> _RECORDS SUPPLIED_:
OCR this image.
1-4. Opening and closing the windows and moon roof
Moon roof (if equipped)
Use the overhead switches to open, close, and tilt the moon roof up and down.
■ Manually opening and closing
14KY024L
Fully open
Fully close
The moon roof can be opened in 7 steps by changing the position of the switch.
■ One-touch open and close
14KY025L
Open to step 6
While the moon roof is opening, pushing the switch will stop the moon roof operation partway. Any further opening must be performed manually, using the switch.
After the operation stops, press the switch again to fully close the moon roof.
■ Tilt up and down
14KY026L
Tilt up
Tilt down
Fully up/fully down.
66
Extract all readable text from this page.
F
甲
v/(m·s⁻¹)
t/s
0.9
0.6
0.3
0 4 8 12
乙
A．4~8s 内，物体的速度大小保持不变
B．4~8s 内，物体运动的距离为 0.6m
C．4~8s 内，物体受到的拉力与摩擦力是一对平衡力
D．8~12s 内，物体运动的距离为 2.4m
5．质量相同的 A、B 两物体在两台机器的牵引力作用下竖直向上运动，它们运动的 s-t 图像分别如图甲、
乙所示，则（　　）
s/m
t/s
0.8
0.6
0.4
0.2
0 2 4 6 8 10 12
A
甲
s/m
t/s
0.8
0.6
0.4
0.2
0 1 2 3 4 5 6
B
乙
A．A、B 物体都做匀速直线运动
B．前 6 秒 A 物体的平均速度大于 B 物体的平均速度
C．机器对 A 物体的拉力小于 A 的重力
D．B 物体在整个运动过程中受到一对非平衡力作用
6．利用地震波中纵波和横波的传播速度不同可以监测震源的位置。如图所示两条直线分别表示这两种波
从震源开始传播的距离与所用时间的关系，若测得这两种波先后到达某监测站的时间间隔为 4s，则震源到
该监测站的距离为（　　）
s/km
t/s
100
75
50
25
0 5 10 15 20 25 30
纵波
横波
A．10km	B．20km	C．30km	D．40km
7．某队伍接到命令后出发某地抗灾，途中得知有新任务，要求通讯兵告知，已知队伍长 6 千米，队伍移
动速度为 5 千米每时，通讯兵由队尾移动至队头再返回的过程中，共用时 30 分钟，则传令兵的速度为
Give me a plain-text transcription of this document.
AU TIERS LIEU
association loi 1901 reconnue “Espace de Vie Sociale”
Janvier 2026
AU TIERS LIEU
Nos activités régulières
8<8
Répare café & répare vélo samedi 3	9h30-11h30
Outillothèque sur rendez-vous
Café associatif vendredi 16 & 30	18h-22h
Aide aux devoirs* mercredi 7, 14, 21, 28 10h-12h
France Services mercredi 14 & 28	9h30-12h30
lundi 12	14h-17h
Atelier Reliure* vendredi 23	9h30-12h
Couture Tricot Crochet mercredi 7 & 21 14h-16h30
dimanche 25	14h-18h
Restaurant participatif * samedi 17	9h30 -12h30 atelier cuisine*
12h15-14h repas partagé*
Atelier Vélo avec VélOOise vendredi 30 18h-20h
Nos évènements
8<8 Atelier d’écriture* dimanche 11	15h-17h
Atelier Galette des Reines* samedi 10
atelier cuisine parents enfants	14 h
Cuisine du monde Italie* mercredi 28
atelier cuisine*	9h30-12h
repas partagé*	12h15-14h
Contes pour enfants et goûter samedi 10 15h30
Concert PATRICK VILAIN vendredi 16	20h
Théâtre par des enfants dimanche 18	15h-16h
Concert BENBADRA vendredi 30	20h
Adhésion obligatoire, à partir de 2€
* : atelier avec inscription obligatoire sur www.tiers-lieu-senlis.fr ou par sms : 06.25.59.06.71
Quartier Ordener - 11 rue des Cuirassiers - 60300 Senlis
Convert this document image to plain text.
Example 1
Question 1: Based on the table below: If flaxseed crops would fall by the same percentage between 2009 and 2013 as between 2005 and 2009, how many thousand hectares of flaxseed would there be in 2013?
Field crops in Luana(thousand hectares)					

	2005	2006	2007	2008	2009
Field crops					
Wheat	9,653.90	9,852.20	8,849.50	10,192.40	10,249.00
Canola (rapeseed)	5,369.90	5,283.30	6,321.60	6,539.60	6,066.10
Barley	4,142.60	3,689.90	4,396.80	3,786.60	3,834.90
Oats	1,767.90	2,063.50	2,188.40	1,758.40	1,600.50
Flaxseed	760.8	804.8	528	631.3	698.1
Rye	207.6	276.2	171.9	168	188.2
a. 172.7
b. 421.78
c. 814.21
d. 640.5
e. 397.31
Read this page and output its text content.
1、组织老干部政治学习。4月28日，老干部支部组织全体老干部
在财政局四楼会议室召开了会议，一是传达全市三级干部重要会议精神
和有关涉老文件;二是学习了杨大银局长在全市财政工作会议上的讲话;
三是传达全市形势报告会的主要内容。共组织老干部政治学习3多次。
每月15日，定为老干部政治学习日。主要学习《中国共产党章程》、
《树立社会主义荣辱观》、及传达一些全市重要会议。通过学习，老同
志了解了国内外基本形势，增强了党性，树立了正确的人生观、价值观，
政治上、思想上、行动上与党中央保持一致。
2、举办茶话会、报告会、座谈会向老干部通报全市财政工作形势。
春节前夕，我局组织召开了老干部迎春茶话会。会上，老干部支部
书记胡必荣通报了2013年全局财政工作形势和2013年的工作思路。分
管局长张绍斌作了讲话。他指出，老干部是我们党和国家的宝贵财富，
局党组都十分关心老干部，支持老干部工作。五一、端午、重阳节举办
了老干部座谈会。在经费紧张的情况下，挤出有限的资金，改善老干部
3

> _DIRECTIVE_:
State the count of lines that contain the string "物体运动的距离为". Nothing else is needed.

> _OUTPUT_:
2